> **EXERCISE TASK**:
Pull each line containing "전주시가" out of the data and copy it.

> **DATA SUPPLIED**:
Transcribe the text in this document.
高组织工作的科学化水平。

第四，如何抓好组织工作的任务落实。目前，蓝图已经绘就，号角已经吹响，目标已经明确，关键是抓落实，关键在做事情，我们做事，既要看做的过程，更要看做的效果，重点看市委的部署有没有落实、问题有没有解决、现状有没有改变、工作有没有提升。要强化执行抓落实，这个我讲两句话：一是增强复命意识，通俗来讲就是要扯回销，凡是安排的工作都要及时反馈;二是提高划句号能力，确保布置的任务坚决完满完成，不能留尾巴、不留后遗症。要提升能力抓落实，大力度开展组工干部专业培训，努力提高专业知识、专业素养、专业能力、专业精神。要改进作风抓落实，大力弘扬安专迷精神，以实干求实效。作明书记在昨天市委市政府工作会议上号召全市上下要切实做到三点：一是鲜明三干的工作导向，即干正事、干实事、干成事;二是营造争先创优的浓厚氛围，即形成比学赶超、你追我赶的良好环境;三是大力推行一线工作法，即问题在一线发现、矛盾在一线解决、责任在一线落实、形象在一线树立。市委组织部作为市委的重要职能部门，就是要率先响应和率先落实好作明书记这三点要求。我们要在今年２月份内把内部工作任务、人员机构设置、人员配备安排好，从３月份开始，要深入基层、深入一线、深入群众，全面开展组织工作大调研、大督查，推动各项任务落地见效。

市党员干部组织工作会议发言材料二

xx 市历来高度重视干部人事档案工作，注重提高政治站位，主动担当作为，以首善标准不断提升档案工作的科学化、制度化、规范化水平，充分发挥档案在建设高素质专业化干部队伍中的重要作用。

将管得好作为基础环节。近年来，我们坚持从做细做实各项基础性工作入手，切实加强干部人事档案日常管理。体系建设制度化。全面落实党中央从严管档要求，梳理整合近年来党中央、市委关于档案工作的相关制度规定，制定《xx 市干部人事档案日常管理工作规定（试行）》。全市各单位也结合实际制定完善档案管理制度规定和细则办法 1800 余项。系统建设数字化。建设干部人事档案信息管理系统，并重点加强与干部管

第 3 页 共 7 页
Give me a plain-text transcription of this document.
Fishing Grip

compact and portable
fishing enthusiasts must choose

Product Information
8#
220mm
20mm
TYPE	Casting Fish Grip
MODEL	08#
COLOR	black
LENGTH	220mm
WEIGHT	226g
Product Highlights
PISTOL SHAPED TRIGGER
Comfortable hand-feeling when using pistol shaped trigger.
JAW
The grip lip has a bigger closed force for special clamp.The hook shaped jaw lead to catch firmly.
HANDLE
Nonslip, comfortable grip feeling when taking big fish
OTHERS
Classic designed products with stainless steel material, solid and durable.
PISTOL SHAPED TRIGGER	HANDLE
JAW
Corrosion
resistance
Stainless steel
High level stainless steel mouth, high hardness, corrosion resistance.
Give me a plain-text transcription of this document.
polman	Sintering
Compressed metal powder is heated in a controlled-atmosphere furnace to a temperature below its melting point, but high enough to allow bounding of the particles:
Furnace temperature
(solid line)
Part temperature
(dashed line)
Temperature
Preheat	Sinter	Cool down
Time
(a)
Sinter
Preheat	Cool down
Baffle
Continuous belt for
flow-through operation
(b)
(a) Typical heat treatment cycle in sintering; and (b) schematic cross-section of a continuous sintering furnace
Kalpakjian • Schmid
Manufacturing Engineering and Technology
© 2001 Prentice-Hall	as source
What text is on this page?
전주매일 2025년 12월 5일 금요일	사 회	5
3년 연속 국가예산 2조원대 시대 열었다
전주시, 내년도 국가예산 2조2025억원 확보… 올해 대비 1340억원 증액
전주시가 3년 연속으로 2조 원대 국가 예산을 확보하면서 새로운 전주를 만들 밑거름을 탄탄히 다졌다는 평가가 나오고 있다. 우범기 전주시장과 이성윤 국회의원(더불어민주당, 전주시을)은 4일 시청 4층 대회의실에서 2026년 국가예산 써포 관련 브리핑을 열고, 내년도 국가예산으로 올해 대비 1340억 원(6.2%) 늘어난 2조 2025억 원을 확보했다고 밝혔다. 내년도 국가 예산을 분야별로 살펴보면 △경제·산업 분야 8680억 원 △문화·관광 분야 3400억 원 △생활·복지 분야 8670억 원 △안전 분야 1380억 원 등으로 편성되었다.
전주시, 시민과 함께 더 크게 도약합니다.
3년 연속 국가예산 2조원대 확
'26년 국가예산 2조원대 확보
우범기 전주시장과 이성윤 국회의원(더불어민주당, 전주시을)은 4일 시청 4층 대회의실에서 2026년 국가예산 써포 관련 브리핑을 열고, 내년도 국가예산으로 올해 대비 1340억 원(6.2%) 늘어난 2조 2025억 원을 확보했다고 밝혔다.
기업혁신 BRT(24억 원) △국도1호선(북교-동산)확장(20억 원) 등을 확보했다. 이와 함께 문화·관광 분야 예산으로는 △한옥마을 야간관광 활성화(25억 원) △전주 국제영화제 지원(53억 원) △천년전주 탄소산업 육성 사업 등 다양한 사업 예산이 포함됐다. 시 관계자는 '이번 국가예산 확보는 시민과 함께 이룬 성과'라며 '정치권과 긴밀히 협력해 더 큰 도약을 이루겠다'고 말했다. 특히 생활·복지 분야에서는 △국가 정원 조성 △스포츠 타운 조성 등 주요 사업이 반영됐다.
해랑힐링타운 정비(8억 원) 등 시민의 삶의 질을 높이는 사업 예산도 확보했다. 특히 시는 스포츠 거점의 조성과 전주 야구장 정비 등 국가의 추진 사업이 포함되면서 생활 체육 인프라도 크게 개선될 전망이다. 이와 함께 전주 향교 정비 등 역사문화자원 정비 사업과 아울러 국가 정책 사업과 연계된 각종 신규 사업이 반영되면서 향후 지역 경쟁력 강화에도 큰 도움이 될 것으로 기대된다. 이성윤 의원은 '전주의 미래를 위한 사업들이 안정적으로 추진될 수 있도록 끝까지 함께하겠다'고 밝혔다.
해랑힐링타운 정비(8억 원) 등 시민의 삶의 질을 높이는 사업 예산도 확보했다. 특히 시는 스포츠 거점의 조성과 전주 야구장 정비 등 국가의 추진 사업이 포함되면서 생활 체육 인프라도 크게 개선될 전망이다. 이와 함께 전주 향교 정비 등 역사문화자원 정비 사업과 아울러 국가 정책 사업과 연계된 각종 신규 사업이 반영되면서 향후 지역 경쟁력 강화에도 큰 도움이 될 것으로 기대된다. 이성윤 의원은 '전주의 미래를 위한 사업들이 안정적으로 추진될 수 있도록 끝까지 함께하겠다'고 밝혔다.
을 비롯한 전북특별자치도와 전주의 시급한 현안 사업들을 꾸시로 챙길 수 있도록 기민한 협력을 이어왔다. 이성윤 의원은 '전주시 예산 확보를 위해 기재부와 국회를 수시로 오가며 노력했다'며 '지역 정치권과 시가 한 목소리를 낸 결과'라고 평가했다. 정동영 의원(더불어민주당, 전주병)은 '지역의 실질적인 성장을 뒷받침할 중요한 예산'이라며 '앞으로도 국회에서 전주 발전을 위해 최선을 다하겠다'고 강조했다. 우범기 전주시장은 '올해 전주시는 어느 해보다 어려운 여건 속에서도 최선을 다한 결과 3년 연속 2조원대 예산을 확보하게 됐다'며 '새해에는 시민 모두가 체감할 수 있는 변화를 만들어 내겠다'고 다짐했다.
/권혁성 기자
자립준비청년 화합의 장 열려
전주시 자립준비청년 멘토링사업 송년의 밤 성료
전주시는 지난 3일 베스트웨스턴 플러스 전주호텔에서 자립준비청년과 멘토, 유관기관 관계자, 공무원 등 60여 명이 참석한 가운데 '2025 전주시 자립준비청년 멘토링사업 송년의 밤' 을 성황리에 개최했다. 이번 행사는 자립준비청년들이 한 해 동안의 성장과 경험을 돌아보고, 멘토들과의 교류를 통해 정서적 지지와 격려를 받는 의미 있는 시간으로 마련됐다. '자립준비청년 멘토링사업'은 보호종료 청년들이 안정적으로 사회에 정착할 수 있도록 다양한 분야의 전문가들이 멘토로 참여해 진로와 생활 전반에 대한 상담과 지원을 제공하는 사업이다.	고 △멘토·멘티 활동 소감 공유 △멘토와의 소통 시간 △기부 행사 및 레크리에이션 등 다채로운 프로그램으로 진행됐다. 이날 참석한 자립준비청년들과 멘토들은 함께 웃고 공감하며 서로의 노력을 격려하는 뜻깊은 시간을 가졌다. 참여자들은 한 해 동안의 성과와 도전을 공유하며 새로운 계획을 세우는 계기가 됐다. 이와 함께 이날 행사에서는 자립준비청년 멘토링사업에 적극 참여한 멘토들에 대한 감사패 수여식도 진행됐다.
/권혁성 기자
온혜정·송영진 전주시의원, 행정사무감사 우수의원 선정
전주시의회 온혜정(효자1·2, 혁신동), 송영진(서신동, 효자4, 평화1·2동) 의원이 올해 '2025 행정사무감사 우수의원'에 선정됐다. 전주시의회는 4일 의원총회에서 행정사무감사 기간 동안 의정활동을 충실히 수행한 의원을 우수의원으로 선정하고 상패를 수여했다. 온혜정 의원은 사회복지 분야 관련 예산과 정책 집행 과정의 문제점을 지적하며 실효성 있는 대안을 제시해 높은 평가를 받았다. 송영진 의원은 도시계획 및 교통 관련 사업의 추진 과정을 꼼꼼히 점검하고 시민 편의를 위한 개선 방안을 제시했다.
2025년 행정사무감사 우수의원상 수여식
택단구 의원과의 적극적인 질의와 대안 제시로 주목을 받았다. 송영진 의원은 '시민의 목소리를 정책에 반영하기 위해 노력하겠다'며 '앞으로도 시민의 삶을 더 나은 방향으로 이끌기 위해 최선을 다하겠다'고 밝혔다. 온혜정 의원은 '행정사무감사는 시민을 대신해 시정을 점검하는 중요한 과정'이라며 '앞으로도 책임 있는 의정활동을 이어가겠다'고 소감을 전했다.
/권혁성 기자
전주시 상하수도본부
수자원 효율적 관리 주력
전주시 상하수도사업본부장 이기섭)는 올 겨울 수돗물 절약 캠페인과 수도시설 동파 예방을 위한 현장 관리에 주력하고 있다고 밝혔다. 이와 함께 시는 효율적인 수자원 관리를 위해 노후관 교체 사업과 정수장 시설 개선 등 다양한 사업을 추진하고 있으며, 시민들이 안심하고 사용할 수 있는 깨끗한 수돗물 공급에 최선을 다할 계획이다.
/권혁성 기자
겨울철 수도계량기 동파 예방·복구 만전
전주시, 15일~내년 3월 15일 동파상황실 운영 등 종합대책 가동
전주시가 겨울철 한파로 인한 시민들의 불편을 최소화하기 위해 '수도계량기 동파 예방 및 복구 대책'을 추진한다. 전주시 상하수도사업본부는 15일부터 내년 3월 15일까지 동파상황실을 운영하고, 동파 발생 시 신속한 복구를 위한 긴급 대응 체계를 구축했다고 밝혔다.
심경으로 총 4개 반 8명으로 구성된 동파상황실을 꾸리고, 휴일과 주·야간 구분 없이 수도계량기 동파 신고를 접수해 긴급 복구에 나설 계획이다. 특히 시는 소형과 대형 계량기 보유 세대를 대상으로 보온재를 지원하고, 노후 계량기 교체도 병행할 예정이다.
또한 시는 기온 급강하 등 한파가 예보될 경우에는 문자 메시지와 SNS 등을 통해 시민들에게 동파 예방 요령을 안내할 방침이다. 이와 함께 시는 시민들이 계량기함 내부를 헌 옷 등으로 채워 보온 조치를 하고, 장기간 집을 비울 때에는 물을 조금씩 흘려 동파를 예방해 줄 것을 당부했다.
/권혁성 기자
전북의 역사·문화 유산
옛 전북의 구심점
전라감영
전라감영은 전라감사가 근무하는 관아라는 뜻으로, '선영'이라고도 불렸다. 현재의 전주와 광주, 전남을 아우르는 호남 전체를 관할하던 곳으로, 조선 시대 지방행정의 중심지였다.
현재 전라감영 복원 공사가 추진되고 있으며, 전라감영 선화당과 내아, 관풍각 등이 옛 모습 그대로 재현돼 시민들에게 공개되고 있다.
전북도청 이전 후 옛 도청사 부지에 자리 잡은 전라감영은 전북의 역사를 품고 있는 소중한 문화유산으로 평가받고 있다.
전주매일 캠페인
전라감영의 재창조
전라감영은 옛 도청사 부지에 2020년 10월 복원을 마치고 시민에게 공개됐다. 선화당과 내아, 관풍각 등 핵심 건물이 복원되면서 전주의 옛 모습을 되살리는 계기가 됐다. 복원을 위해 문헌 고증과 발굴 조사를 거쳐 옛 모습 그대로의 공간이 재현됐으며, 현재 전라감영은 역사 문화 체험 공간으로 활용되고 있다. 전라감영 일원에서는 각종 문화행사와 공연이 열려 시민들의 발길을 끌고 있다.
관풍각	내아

> **THE COMPLETED TASK**:
전주시가 3년 연속으로 2조 원대 국가 예산을 확보하면서 새로운 전주를 만들 밑거름을 탄탄히 다졌다는 평가가 나오고 있다. 우범기 전주시장과 이성윤 국회의원(더불어민주당, 전주시을)은 4일 시청 4층 대회의실에서 2026년 국가예산 써포 관련 브리핑을 열고, 내년도 국가예산으로 올해 대비 1340억 원(6.2%) 늘어난 2조 2025억 원을 확보했다고 밝혔다. 내년도 국가 예산을 분야별로 살펴보면 △경제·산업 분야 8680억 원 △문화·관광 분야 3400억 원 △생활·복지 분야 8670억 원 △안전 분야 1380억 원 등으로 편성되었다.
전주시가 겨울철 한파로 인한 시민들의 불편을 최소화하기 위해 '수도계량기 동파 예방 및 복구 대책'을 추진한다. 전주시 상하수도사업본부는 15일부터 내년 3월 15일까지 동파상황실을 운영하고, 동파 발생 시 신속한 복구를 위한 긴급 대응 체계를 구축했다고 밝혔다.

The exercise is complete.